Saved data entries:

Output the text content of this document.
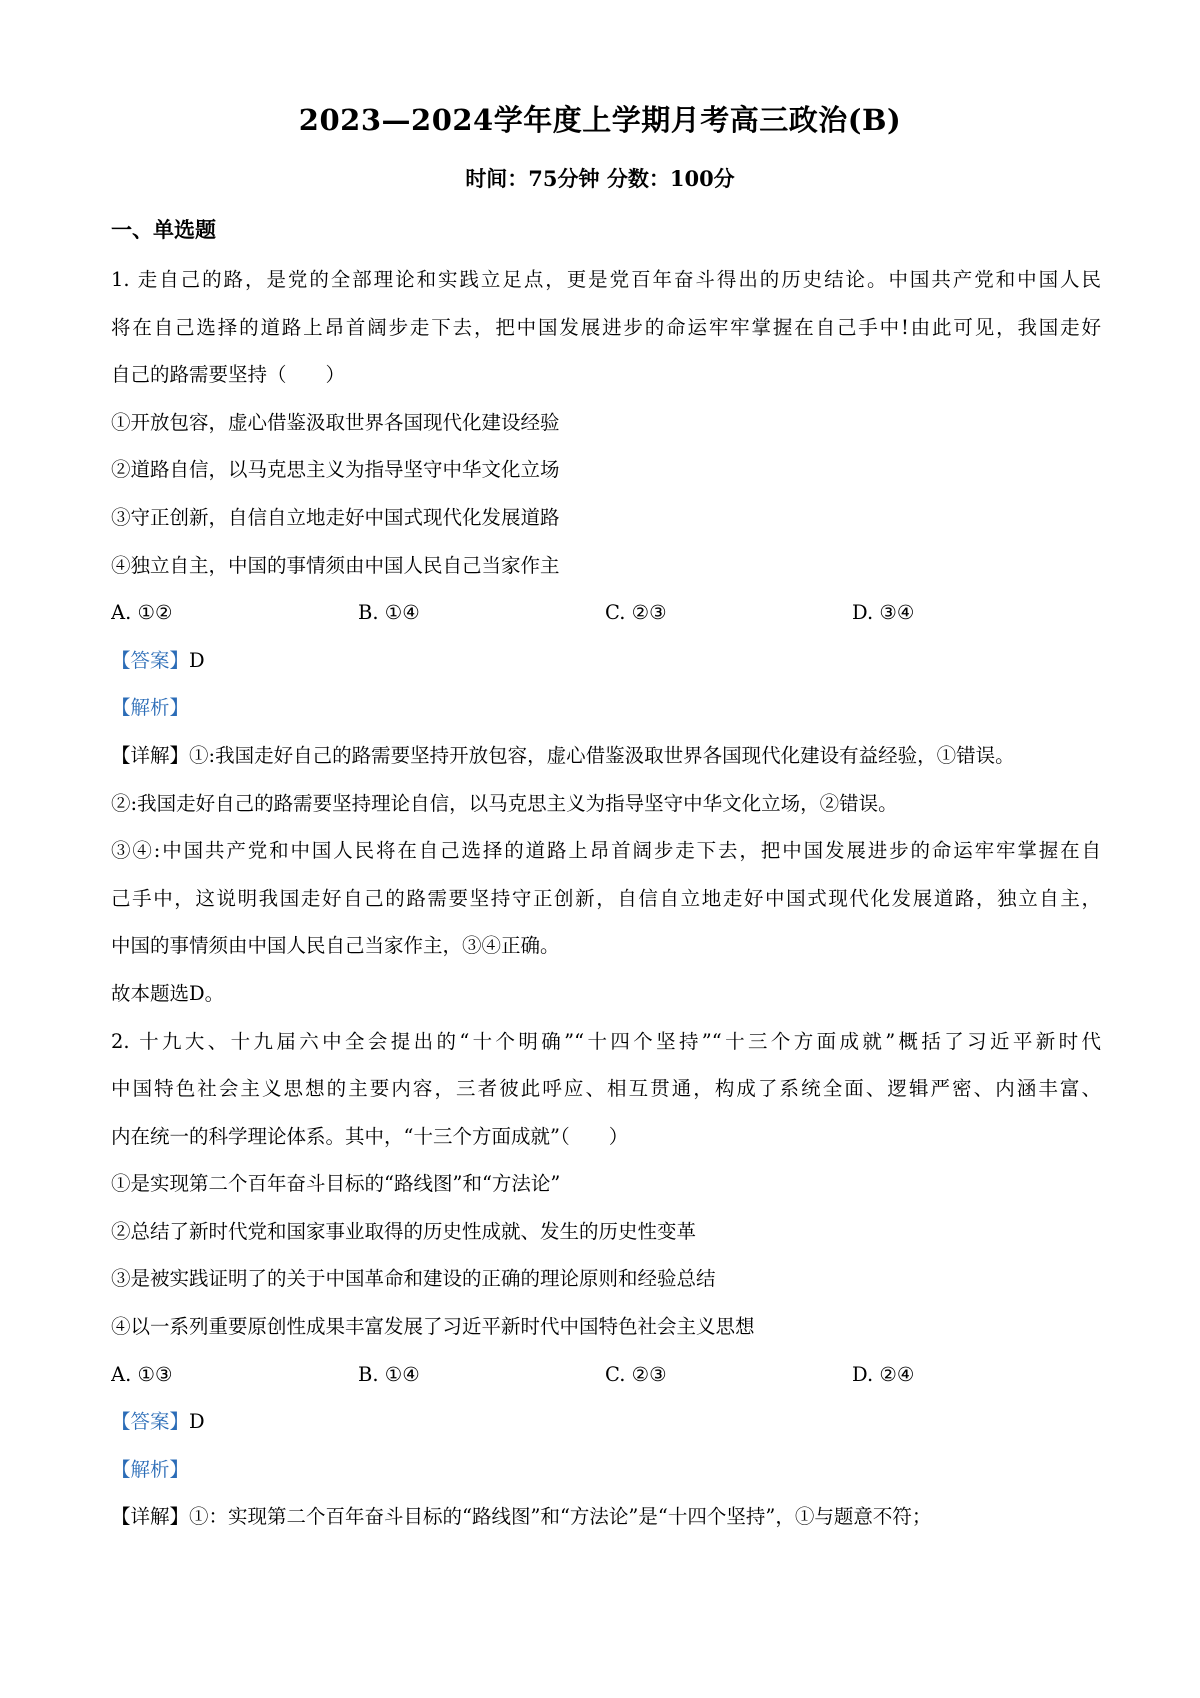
2023—2024学年度上学期月考高三政治(B)
时间：75分钟 分数：100分
一、单选题
1. 走自己的路，是党的全部理论和实践立足点，更是党百年奋斗得出的历史结论。中国共产党和中国人民
将在自己选择的道路上昂首阔步走下去，把中国发展进步的命运牢牢掌握在自己手中!由此可见，我国走好
自己的路需要坚持（　　）
①开放包容，虚心借鉴汲取世界各国现代化建设经验
②道路自信，以马克思主义为指导坚守中华文化立场
③守正创新，自信自立地走好中国式现代化发展道路
④独立自主，中国的事情须由中国人民自己当家作主
A. ①②	B. ①④	C. ②③	D. ③④
【答案】D
【解析】
【详解】①:我国走好自己的路需要坚持开放包容，虚心借鉴汲取世界各国现代化建设有益经验，①错误。
②:我国走好自己的路需要坚持理论自信，以马克思主义为指导坚守中华文化立场，②错误。
③④:中国共产党和中国人民将在自己选择的道路上昂首阔步走下去，把中国发展进步的命运牢牢掌握在自
己手中，这说明我国走好自己的路需要坚持守正创新，自信自立地走好中国式现代化发展道路，独立自主，
中国的事情须由中国人民自己当家作主，③④正确。
故本题选D。
2. 十九大、十九届六中全会提出的“十个明确”“十四个坚持”“十三个方面成就”概括了习近平新时代
中国特色社会主义思想的主要内容，三者彼此呼应、相互贯通，构成了系统全面、逻辑严密、内涵丰富、
内在统一的科学理论体系。其中，“十三个方面成就”（　　）
①是实现第二个百年奋斗目标的“路线图”和“方法论”
②总结了新时代党和国家事业取得的历史性成就、发生的历史性变革
③是被实践证明了的关于中国革命和建设的正确的理论原则和经验总结
④以一系列重要原创性成果丰富发展了习近平新时代中国特色社会主义思想
A. ①③	B. ①④	C. ②③	D. ②④
【答案】D
【解析】
【详解】①：实现第二个百年奋斗目标的“路线图”和“方法论”是“十四个坚持”，①与题意不符；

_EXERCISE AIM_
From the entries, copy out each line containing the word "自信自立地走好中国式现代化发展道路".

_SOLUTION FOR THIS PROBLEM_
③守正创新，自信自立地走好中国式现代化发展道路
己手中，这说明我国走好自己的路需要坚持守正创新，自信自立地走好中国式现代化发展道路，独立自主，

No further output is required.